Sending $u’$ to $V^{\ast}$ is possible because the simulator also takes the actions of $V^{\ast}$ as input. The final output conversation has distribution identical to the real protocol execution.

Overall, this modified protocol works for dishonest verifiers, at the cost of efficiency because of the increased soundness error. We have a security-efficiency tradeoff.

But in most cases, it is enough to assume honest verifiers, as we will see soon.

## Other Sigma Protocol Examples

### Okamoto’s Protocol

This one is similar to Schnorr protocol. This is used for proving the representation of a group element.

Let $G = \left\langle g \right\rangle$ be a cyclic group of prime order $q$, let $h \in G$ be some arbitrary group element, fixed as a system parameter. A **representation** of $u$ relative to $g$ and $h$ is a pair $(\alpha, \beta) \in \bb{Z}_q^2$ such that $g^\alpha h^\beta = u$.

**Okamoto’s protocol** for the relation

goes as follows.

- $P$ computes random $\alpha_t, \beta_t \la \bb{Z}_q$ and sends commitment $u_t \la g^{\alpha_t}h^{\beta_t}$ to $V$.
- $V$ computes challenge $c \la \mc{C}$ and sends it to $P$.
- $P$ computes $\alpha_z \la \alpha_t + \alpha c$, $\beta_z \la \beta_t + \beta c$ and sends $(\alpha_z, \beta_z)$ to $V$.
- $V$ outputs $\texttt{accept}$ if and only if $g^{\alpha_z} h^{\beta_z} = u_t \cdot u^c$.

Completeness is obvious.

Theorem. Okamoto’s protocol provides special soundness and is special HVZK.

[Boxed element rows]
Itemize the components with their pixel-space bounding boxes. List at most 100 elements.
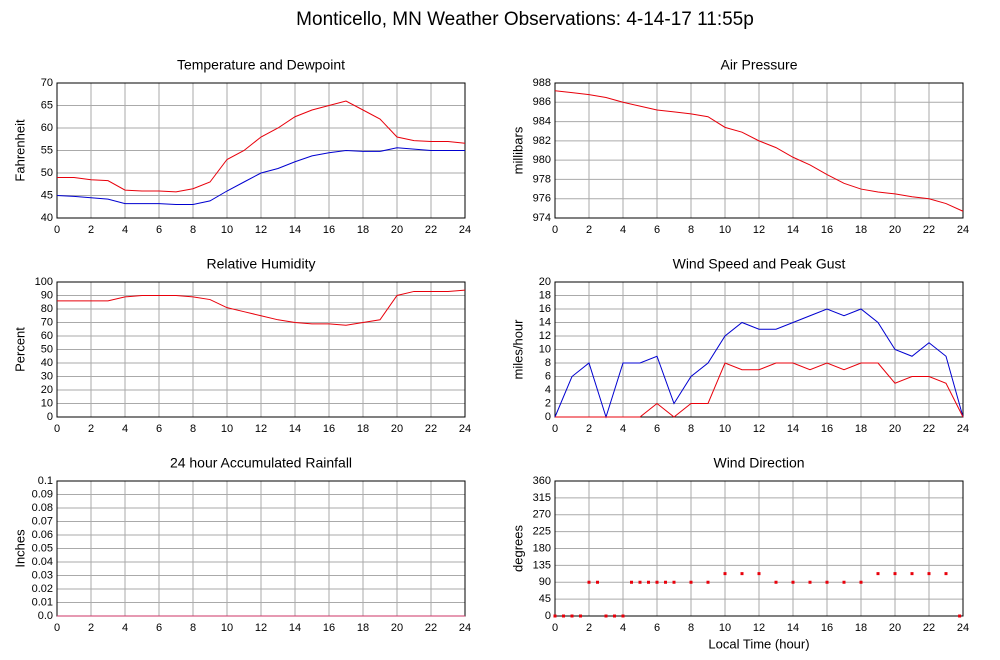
x-tick-label: 0: [54, 423, 60, 435]
x-tick-label: 4: [620, 224, 626, 236]
data-point: [740, 572, 744, 576]
y-tick-label: 0.04: [32, 556, 53, 568]
x-tick-label: 16: [323, 224, 335, 236]
data-point: [927, 572, 931, 576]
x-tick-label: 24: [957, 224, 969, 236]
x-tick-label: 22: [425, 622, 437, 634]
data-point: [664, 580, 667, 584]
y-tick-label: 0.09: [32, 488, 53, 500]
data-line: [555, 362, 964, 418]
x-tick-label: 22: [923, 423, 935, 435]
y-tick-label: 0.1: [38, 475, 53, 487]
x-tick-label: 10: [719, 423, 731, 435]
y-tick-label: 60: [41, 122, 53, 134]
plot-frame: [56, 281, 466, 418]
x-tick-label: 8: [190, 224, 196, 236]
x-axis-label: Local Time (hour): [708, 636, 809, 651]
x-tick-label: 18: [357, 622, 369, 634]
y-tick-label: 40: [41, 357, 53, 369]
x-tick-label: 8: [190, 622, 196, 634]
x-tick-label: 12: [753, 224, 765, 236]
data-point: [596, 580, 599, 584]
x-tick-label: 14: [787, 423, 799, 435]
x-tick-label: 0: [54, 224, 60, 236]
y-tick-label: 270: [533, 509, 551, 521]
x-tick-label: 6: [654, 423, 660, 435]
y-tick-label: 65: [41, 99, 53, 111]
x-tick-label: 18: [357, 224, 369, 236]
y-tick-label: 0.01: [32, 596, 53, 608]
y-tick-label: 6: [545, 370, 551, 382]
x-tick-label: 2: [586, 423, 592, 435]
x-tick-label: 12: [753, 622, 765, 634]
panel-title: Air Pressure: [720, 57, 797, 73]
x-tick-label: 8: [688, 423, 694, 435]
x-tick-label: 10: [221, 622, 233, 634]
x-tick-label: 20: [889, 622, 901, 634]
x-tick-label: 8: [190, 423, 196, 435]
y-tick-label: 986: [533, 96, 551, 108]
x-tick-label: 20: [391, 423, 403, 435]
y-tick-label: 50: [41, 343, 53, 355]
data-point: [910, 572, 914, 576]
y-tick-label: 225: [533, 526, 551, 538]
x-tick-label: 18: [855, 224, 867, 236]
y-tick-label: 20: [539, 276, 551, 288]
x-tick-label: 10: [719, 622, 731, 634]
x-tick-label: 22: [425, 224, 437, 236]
x-tick-label: 12: [255, 423, 267, 435]
x-tick-label: 20: [391, 224, 403, 236]
data-point: [706, 580, 710, 584]
data-point: [723, 572, 727, 576]
y-tick-label: 0.05: [32, 542, 53, 554]
y-tick-label: 10: [539, 343, 551, 355]
y-tick-label: 10: [41, 397, 53, 409]
y-tick-label: 974: [533, 212, 551, 224]
data-point: [621, 614, 625, 618]
y-tick-label: 45: [41, 189, 53, 201]
data-point: [672, 580, 676, 584]
y-tick-label: 315: [533, 492, 551, 504]
data-point: [791, 580, 795, 584]
x-tick-label: 24: [459, 224, 471, 236]
y-tick-label: 70: [41, 316, 53, 328]
data-point: [613, 614, 616, 618]
y-tick-label: 20: [41, 384, 53, 396]
x-tick-label: 12: [255, 224, 267, 236]
x-tick-label: 24: [459, 622, 471, 634]
x-tick-label: 12: [255, 622, 267, 634]
x-tick-label: 14: [787, 224, 799, 236]
x-tick-label: 2: [586, 224, 592, 236]
x-tick-label: 4: [620, 423, 626, 435]
x-tick-label: 10: [221, 224, 233, 236]
y-tick-label: 70: [41, 77, 53, 89]
x-tick-label: 16: [323, 622, 335, 634]
x-tick-label: 4: [620, 622, 626, 634]
x-tick-label: 6: [156, 622, 162, 634]
data-line: [57, 100, 466, 193]
y-tick-label: 980: [533, 154, 551, 166]
x-tick-label: 12: [753, 423, 765, 435]
x-tick-label: 6: [654, 622, 660, 634]
data-point: [842, 580, 846, 584]
x-tick-label: 8: [688, 622, 694, 634]
x-tick-label: 6: [156, 423, 162, 435]
x-tick-label: 8: [688, 224, 694, 236]
y-tick-label: 135: [533, 559, 551, 571]
x-tick-label: 14: [787, 622, 799, 634]
x-tick-label: 6: [654, 224, 660, 236]
y-tick-label: 80: [41, 303, 53, 315]
data-point: [689, 580, 693, 584]
x-tick-label: 22: [923, 224, 935, 236]
x-tick-label: 22: [425, 423, 437, 435]
y-axis-label: Inches: [12, 529, 27, 568]
y-tick-label: 0.06: [32, 529, 53, 541]
x-tick-label: 20: [889, 423, 901, 435]
x-tick-label: 18: [855, 423, 867, 435]
x-tick-label: 0: [552, 224, 558, 236]
y-tick-label: 988: [533, 77, 551, 89]
x-tick-label: 24: [957, 622, 969, 634]
y-tick-label: 100: [35, 276, 53, 288]
y-tick-label: 55: [41, 144, 53, 156]
x-tick-label: 4: [122, 224, 128, 236]
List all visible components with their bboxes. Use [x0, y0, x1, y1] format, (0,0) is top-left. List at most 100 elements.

> Written tasks:
1. Count the lines in the rows that contain the word "components", and give only that number.
2. Continue the sigma protocol excerpt after its last sentence.
The sigma protocol excerpt has no connection to the rows.

> The results:
1. 2

2.
*Proof*. Very similar to the proof of Schnorr. Refer to Theorem 19.9.^{2}

### The Chaum-Pedersen Protocol for DH-Triples

The **Chaum-Pederson protocol** is for convincing a verifier that a given triple is a DH-triple.

Let $G = \left\langle g \right\rangle$ be a cyclic group of prime order $q$. $(g^\alpha, g^\beta, g^\gamma)$ is a DH-triple if $\gamma = \alpha\beta$. Then, the triple $(u, v, w)$ is a DH-triple if and only if $v = g^\beta$ and $w = u^\beta$ for some $\beta \in \bb{Z}_q$.

The Chaum-Pederson protocol for the relation

\[\mc{R} = \bigg\lbrace \big( \beta, (u, v, w) \big) \in \bb{Z}_q \times G^3 : v = g^\beta \land w = u^\beta \bigg\rbrace\]goes as follows.

- $P$ computes random $\beta_t \la \bb{Z}_q$ and sends commitment $v_t \la g^{\beta_t}$, $w_t \la u^{\beta_t}$ to $V$.
- $V$ computes challenge $c \la \mc{C}$ and sends it to $P$.
- $P$ computes $\beta_z \la \beta_t + \beta c$, and sends it to $V$.
- $V$ outputs $\texttt{accept}$ if and only if $g^{\beta_z} = v_t \cdot v^c$ and $u^{\beta_z} = w_t \cdot w^c$.

Completeness is obvious.

Theorem.The Chaum-Pedersen protocol provides special soundness and is special HVZK.

*Proof*. Also similar. See Theorem 19.10.^{2}

This can be used to prove that an ElGamal ciphertext $c = (u, v) = (g^k, h^k \cdot m)$ is an encryption of $m$ with public key $h = g^\alpha$, without revealing the private key or the ephemeral key $k$. If $(g^k, h^k \cdot m)$ is a valid ciphertext, then $(h, u, vm^{-1}) = (g^\alpha, g^k, g^{\alpha k})$ is a valid DH-triple.

### Sigma Protocol for Arbitrary Linear Relations

Schnorr, Okamoto, Chaum-Pedersen protocols look similar. They are special cases of a generic sigma protocol for proving a linear relation among group elements. Read more in Section 19.5.3.^{2}

### Sigma Protocol for RSA

Let $(n, e)$ be an RSA public key, where $e$ is prime. The **Guillou-Quisquater** (GQ) protocol is used to convince a verifier that he knows an $e$-th root of $y \in \bb{Z}_n^{\ast}$.

The Guillou-Quisquater protocol for the relation

\[\mc{R} = \bigg\lbrace (x, y) \in \big( \bb{Z}_n^{\ast} \big)^2 : x^e = y \bigg\rbrace\]goes as follows.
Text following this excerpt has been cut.